> What is needed: Which lines in the data below contain the string "symbol"? Copy each one in full.
- - - - - - -
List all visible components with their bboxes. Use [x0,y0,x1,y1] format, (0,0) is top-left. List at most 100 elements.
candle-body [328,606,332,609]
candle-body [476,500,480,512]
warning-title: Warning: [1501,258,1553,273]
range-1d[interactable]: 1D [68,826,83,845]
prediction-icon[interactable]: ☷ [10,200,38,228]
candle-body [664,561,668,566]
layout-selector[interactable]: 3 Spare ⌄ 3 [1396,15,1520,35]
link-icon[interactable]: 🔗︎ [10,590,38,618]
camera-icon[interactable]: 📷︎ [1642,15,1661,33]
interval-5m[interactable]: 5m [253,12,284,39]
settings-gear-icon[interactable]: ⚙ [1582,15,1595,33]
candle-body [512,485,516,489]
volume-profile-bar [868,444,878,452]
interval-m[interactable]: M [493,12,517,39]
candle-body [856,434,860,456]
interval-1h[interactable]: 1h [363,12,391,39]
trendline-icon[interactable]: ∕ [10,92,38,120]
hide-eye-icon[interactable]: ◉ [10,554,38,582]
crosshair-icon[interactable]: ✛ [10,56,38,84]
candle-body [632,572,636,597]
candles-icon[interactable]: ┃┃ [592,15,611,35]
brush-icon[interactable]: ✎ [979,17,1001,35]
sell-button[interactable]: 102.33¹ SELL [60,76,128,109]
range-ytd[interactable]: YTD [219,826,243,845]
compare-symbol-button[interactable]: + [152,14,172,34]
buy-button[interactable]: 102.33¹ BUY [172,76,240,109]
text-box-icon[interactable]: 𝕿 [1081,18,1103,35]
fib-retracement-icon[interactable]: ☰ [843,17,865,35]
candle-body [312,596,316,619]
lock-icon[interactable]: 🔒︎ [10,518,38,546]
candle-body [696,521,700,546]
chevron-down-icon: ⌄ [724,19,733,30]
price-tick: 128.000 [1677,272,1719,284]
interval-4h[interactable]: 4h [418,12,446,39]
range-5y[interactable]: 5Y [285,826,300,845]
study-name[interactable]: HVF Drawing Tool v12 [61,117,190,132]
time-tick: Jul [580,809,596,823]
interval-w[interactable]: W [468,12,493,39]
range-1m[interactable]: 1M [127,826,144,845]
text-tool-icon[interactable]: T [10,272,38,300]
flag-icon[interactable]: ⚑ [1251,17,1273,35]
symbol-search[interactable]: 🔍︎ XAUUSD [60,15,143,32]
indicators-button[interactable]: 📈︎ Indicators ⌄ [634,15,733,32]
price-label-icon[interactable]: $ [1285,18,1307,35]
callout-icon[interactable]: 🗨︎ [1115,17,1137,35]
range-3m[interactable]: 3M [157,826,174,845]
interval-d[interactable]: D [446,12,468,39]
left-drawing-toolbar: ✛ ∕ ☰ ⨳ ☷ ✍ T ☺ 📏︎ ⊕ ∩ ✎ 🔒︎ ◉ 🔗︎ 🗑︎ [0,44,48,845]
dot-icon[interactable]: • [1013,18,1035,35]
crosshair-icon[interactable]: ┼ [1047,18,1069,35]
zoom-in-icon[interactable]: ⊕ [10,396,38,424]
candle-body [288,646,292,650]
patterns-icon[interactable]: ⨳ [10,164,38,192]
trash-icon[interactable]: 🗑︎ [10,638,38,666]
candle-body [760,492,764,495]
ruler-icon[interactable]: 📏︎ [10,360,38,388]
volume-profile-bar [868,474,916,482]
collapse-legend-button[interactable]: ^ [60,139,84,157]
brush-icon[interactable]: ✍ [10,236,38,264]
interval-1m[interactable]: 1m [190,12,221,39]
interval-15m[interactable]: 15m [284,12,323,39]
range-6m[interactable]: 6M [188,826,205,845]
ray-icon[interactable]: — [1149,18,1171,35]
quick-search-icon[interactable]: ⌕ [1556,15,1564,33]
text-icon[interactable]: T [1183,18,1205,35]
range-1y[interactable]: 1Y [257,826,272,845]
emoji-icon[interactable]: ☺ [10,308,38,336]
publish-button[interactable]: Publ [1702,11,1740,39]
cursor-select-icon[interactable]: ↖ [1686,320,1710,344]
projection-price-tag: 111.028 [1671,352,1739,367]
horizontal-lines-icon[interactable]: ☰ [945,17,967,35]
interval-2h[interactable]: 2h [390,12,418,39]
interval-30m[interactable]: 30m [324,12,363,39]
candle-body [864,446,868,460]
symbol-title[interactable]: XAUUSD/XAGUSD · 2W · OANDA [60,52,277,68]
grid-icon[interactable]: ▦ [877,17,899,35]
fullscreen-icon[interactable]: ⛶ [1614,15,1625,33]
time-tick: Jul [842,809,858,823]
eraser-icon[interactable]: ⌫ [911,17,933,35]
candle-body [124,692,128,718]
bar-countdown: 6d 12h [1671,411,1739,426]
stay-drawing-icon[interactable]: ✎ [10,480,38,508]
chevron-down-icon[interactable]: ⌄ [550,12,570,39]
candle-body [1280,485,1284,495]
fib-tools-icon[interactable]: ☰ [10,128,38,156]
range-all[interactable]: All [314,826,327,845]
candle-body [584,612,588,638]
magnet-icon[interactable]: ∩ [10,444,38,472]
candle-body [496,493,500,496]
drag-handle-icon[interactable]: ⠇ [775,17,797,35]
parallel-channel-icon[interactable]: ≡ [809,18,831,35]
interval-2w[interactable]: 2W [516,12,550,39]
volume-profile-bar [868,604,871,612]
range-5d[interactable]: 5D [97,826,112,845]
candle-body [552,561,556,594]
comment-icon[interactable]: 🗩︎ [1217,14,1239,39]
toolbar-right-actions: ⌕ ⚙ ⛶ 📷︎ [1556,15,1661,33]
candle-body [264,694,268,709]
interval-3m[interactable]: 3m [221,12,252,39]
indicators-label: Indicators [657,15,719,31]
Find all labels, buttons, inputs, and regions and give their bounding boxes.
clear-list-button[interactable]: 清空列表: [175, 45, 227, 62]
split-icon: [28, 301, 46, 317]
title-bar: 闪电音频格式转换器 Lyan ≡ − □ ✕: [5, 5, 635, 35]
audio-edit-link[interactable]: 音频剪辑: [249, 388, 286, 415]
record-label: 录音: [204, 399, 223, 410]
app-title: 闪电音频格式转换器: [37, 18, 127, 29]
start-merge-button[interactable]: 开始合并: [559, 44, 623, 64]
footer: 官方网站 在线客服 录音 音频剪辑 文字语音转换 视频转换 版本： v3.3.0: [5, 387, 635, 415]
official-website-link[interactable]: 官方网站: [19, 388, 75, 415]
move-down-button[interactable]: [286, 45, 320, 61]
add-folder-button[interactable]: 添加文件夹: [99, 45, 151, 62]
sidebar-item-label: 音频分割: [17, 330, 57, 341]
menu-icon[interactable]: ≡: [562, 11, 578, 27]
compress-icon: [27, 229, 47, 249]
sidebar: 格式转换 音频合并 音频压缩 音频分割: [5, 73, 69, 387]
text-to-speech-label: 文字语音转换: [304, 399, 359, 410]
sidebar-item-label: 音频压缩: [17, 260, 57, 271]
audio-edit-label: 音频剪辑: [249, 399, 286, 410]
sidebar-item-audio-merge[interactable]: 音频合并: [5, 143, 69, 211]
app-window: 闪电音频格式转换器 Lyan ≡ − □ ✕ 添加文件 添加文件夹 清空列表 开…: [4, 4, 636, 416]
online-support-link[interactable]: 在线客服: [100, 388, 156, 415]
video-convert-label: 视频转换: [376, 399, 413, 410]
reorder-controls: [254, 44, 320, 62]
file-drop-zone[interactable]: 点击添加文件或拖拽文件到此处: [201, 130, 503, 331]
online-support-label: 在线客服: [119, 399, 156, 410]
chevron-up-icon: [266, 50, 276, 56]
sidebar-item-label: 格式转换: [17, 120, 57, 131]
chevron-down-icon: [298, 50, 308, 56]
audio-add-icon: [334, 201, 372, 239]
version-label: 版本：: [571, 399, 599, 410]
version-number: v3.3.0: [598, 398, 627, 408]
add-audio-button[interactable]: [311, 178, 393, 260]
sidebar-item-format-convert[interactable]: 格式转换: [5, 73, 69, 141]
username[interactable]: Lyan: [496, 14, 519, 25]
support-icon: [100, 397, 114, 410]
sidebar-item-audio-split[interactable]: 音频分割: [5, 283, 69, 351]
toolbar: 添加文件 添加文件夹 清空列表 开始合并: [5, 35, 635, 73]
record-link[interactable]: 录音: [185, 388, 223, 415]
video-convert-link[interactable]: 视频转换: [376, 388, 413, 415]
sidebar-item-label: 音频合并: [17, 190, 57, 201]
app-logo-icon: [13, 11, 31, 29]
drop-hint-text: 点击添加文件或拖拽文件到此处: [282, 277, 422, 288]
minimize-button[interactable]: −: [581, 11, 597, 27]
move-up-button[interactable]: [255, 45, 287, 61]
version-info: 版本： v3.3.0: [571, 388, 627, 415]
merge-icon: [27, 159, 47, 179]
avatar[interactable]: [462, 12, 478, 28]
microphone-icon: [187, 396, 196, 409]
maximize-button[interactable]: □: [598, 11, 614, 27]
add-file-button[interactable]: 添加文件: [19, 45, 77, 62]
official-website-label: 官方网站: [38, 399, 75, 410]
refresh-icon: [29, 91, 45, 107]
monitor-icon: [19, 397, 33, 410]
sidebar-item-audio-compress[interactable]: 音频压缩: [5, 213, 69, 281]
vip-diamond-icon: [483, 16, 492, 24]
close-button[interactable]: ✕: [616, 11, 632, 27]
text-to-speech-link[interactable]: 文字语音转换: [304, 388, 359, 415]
- - - - - - -
> Full output:
compare-symbol-button[interactable]: + [152,14,172,34]
symbol-search[interactable]: 🔍︎ XAUUSD [60,15,143,32]
symbol-title[interactable]: XAUUSD/XAGUSD · 2W · OANDA [60,52,277,68]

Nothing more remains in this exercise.